15 November 2012

Event ID 41025 - Conferencing Edge Server -

I was wondering about an elusive and very intermittent desktop sharing issue via the Edge Server. The only evidence of wrong doing was the Event Log on the Front End Server. The log was looping through Event ID 41025 and 41026 every 2 to 3 seconds!!!


Surely that's not normal...

The BPA showed no evidence either. Used a simple telnet test from the FE to the CE over ports 8057 and 5062. All working.

Searching for Event ID 41025 on TechNet I found a post quoted below

"For the 41024, 41025, 41026 loop of errors, the issue was tracked down to a strange certificate issue.

On the Edge External Nic I had used one vendor's for the UCC certificates (GoDaddy), as well I used that same vendor for the certificates on Exchange, TMG, and on the FE server Nic BUT for the internal facing edge NIC I had used a different vendor (RapidSSL) as I already had it.

I replaced the certificate from the one vendor with essentially the same thing but issued from the same vendor as all the other certificates in the deployment (GoDaddy)"



Ok, probably a good idea to check the cert assignments on the Edge Server. Turns out that I was using the same GoDaddy cert on the internal and external interfaces. Mmm...

Started to wonder if the FE was happy with that as the internal servers all used an internal CA. Two choices, either replace the Edge internal cert with one from the internal CA or export the Edge GoDaddy cert and import to the FE Personal Store. 

I went with option 2 and voila, Event ID 41025 gone!!!
---------------
• **Task 1**
Rewrite the stretch of the records from the start through the line containing "567, 475, 585]", switching "row-value" to "data-value" and leaving everything else unchanged.

Records from a data collection:
---------------
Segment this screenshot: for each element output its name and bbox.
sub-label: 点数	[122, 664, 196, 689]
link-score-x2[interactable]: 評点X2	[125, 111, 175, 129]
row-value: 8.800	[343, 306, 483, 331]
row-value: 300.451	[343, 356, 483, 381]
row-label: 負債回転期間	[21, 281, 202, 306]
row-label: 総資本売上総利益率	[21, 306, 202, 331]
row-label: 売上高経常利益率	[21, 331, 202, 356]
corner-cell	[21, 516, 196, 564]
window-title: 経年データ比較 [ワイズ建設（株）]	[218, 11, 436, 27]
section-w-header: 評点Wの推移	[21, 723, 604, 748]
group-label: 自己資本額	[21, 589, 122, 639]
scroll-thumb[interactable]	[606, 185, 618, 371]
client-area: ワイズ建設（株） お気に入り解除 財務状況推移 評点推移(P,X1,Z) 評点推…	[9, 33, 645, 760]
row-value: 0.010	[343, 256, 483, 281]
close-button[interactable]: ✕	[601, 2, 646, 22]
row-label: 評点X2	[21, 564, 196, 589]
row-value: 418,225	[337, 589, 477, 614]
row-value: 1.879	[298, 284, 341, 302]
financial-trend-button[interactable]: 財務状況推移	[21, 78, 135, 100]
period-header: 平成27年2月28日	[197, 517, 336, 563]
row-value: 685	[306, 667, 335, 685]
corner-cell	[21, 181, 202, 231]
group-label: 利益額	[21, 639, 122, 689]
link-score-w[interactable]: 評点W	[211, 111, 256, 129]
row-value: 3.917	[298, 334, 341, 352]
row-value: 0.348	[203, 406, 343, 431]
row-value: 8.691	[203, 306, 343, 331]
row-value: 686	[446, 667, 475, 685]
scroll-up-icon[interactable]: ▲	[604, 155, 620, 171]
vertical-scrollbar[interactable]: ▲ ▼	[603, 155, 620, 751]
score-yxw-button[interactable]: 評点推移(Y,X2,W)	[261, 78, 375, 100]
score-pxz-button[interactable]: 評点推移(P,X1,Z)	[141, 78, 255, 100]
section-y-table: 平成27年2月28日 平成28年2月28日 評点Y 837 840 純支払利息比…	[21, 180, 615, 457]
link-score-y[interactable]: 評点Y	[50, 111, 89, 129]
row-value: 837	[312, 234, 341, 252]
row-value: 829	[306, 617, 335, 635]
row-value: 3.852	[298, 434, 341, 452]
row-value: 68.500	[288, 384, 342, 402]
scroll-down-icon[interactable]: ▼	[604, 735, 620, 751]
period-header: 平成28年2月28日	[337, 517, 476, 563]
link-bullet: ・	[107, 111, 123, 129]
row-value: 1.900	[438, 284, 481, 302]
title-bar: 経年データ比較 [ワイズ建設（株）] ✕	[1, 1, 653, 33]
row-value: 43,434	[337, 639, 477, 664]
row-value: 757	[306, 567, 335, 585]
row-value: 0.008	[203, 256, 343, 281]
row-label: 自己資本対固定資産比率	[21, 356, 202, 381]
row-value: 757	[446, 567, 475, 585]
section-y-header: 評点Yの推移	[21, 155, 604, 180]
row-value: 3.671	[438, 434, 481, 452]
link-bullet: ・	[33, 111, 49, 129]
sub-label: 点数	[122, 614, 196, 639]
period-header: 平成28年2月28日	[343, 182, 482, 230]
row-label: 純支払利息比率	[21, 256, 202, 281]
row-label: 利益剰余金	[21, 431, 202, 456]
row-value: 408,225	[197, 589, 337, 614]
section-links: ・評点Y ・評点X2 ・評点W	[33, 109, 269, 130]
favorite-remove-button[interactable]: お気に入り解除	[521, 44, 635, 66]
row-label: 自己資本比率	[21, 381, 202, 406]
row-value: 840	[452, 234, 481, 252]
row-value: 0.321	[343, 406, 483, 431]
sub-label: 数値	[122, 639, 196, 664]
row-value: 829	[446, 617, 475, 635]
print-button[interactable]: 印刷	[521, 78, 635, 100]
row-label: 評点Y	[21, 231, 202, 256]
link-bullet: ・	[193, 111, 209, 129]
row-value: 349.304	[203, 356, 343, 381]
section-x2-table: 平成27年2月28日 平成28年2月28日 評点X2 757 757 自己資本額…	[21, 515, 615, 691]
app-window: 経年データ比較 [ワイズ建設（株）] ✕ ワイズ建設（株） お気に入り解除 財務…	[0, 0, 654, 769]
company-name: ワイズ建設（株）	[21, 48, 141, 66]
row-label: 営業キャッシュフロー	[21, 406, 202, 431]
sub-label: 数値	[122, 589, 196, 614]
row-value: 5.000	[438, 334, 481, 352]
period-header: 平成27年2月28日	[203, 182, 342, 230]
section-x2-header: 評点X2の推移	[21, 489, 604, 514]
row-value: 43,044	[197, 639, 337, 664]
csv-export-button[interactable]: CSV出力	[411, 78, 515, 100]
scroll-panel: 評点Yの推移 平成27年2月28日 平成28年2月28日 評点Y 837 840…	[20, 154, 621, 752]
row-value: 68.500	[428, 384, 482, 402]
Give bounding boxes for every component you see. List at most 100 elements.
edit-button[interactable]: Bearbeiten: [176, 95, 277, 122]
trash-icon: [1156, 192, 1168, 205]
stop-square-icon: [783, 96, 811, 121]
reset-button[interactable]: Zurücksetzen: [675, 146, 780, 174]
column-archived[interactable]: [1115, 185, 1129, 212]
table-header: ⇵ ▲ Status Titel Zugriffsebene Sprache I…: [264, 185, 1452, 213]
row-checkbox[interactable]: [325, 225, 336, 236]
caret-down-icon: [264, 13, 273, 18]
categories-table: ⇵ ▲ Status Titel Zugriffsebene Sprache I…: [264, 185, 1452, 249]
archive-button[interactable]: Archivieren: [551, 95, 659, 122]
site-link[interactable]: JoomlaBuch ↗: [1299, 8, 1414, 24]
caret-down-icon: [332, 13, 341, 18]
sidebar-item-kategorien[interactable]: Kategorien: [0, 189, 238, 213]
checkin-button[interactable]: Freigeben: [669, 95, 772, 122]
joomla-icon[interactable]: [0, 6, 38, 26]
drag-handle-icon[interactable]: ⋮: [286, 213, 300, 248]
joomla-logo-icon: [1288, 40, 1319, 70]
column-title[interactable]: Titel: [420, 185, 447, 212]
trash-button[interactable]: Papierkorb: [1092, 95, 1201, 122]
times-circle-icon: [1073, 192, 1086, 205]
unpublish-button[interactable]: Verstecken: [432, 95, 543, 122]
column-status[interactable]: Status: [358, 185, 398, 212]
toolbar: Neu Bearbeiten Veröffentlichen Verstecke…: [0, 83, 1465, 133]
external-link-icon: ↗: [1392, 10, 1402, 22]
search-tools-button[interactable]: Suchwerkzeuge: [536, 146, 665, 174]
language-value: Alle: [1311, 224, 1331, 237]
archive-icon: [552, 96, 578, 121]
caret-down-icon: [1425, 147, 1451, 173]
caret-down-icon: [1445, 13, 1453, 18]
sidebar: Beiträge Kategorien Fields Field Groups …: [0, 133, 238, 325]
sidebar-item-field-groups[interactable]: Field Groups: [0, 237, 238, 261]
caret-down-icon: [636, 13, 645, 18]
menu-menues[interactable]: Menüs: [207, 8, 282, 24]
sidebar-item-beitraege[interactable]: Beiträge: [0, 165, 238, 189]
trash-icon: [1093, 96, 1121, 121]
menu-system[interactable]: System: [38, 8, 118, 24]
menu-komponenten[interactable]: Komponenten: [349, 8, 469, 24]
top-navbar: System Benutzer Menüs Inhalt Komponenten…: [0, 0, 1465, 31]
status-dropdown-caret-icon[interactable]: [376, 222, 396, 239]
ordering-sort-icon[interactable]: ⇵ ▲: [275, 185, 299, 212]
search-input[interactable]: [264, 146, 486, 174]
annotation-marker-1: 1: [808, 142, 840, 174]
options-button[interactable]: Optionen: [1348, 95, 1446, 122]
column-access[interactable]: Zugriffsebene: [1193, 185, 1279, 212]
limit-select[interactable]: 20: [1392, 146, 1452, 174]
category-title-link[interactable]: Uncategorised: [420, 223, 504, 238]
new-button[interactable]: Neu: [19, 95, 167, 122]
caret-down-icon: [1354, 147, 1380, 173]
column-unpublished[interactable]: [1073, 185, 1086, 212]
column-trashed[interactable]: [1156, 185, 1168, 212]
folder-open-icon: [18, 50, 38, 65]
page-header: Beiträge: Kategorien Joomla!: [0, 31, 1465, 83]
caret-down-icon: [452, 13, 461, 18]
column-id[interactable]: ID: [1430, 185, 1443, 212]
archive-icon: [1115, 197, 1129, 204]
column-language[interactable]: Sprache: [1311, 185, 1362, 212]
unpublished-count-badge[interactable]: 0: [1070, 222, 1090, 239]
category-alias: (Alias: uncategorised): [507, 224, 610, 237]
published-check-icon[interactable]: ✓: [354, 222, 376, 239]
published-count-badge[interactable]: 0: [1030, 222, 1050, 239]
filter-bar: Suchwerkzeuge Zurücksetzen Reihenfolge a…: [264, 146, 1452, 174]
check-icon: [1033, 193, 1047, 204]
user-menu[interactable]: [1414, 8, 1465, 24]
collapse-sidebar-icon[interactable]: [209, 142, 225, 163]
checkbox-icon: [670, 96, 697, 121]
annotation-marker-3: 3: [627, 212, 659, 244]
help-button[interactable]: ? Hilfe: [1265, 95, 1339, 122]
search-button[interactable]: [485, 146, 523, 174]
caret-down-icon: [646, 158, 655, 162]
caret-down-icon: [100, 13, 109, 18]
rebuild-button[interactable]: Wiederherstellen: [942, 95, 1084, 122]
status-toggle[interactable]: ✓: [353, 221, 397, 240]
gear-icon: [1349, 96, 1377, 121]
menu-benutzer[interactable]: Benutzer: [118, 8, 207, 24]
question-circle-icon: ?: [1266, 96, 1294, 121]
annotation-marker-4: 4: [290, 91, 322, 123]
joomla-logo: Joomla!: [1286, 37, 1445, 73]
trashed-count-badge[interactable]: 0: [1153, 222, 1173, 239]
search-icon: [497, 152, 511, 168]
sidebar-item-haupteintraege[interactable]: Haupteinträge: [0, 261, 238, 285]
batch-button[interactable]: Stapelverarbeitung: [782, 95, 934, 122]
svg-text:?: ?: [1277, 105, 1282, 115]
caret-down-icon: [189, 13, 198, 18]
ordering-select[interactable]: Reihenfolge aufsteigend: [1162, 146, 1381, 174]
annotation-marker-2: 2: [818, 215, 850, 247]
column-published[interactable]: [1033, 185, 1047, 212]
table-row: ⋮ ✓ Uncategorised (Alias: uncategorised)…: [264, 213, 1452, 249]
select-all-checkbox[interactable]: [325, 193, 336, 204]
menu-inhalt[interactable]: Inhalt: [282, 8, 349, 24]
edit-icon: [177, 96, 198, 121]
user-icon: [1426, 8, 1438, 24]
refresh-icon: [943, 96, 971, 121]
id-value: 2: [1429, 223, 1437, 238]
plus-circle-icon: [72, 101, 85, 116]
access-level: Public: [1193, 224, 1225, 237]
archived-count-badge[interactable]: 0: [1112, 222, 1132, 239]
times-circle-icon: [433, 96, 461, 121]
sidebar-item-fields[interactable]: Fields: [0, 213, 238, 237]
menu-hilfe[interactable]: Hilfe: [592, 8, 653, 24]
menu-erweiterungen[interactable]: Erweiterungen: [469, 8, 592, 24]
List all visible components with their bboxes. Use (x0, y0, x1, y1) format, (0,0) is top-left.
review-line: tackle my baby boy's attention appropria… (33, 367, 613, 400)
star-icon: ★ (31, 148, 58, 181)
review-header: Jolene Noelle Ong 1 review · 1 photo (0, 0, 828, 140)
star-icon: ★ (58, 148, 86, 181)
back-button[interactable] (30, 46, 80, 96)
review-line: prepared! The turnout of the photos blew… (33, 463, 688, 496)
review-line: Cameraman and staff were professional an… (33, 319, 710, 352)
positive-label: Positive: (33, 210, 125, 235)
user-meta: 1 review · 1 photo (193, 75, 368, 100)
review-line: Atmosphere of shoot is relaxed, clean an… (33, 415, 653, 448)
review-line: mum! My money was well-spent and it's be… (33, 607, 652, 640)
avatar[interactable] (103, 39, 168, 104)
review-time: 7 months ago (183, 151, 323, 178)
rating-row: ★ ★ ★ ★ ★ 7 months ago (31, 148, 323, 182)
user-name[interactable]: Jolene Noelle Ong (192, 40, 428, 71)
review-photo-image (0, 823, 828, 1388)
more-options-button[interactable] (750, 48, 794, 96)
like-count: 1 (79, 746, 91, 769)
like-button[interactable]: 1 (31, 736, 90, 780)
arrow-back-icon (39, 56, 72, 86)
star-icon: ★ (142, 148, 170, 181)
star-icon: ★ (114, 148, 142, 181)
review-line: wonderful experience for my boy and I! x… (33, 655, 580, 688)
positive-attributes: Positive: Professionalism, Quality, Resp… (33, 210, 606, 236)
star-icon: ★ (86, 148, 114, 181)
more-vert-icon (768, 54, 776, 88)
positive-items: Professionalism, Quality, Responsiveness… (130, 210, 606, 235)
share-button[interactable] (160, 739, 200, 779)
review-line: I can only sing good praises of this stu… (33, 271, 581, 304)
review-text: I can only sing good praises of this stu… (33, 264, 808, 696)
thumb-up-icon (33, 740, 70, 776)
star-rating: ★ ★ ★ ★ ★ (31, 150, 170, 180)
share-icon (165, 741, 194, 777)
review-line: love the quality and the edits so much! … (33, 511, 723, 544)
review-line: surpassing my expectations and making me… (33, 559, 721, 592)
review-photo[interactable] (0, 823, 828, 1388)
---------------
• **Task 2**
In the post about Event ID 41025, which two ports did the telnet test from the FE to the CE use?

• **Full solution 1**
Segment this screenshot: for each element output its name and bbox.
sub-label: 点数	[122, 664, 196, 689]
link-score-x2[interactable]: 評点X2	[125, 111, 175, 129]
data-value: 8.800	[343, 306, 483, 331]
data-value: 300.451	[343, 356, 483, 381]
row-label: 負債回転期間	[21, 281, 202, 306]
row-label: 総資本売上総利益率	[21, 306, 202, 331]
row-label: 売上高経常利益率	[21, 331, 202, 356]
corner-cell	[21, 516, 196, 564]
window-title: 経年データ比較 [ワイズ建設（株）]	[218, 11, 436, 27]
section-w-header: 評点Wの推移	[21, 723, 604, 748]
group-label: 自己資本額	[21, 589, 122, 639]
scroll-thumb[interactable]	[606, 185, 618, 371]
client-area: ワイズ建設（株） お気に入り解除 財務状況推移 評点推移(P,X1,Z) 評点推…	[9, 33, 645, 760]
data-value: 0.010	[343, 256, 483, 281]
close-button[interactable]: ✕	[601, 2, 646, 22]
row-label: 評点X2	[21, 564, 196, 589]
data-value: 418,225	[337, 589, 477, 614]
data-value: 1.879	[298, 284, 341, 302]
financial-trend-button[interactable]: 財務状況推移	[21, 78, 135, 100]
period-header: 平成27年2月28日	[197, 517, 336, 563]
data-value: 685	[306, 667, 335, 685]
corner-cell	[21, 181, 202, 231]
group-label: 利益額	[21, 639, 122, 689]
link-score-w[interactable]: 評点W	[211, 111, 256, 129]
data-value: 3.917	[298, 334, 341, 352]
data-value: 0.348	[203, 406, 343, 431]
data-value: 8.691	[203, 306, 343, 331]
data-value: 686	[446, 667, 475, 685]
scroll-up-icon[interactable]: ▲	[604, 155, 620, 171]
vertical-scrollbar[interactable]: ▲ ▼	[603, 155, 620, 751]
score-yxw-button[interactable]: 評点推移(Y,X2,W)	[261, 78, 375, 100]
score-pxz-button[interactable]: 評点推移(P,X1,Z)	[141, 78, 255, 100]
section-y-table: 平成27年2月28日 平成28年2月28日 評点Y 837 840 純支払利息比…	[21, 180, 615, 457]
link-score-y[interactable]: 評点Y	[50, 111, 89, 129]
data-value: 837	[312, 234, 341, 252]
data-value: 829	[306, 617, 335, 635]
data-value: 3.852	[298, 434, 341, 452]
data-value: 68.500	[288, 384, 342, 402]
scroll-down-icon[interactable]: ▼	[604, 735, 620, 751]
period-header: 平成28年2月28日	[337, 517, 476, 563]
link-bullet: ・	[107, 111, 123, 129]
data-value: 1.900	[438, 284, 481, 302]
title-bar: 経年データ比較 [ワイズ建設（株）] ✕	[1, 1, 653, 33]
data-value: 43,434	[337, 639, 477, 664]
data-value: 757	[306, 567, 335, 585]
data-value: 0.008	[203, 256, 343, 281]
row-label: 自己資本対固定資産比率	[21, 356, 202, 381]
data-value: 757	[446, 567, 475, 585]

• **Full solution 2**
Ports 8057 and 5062.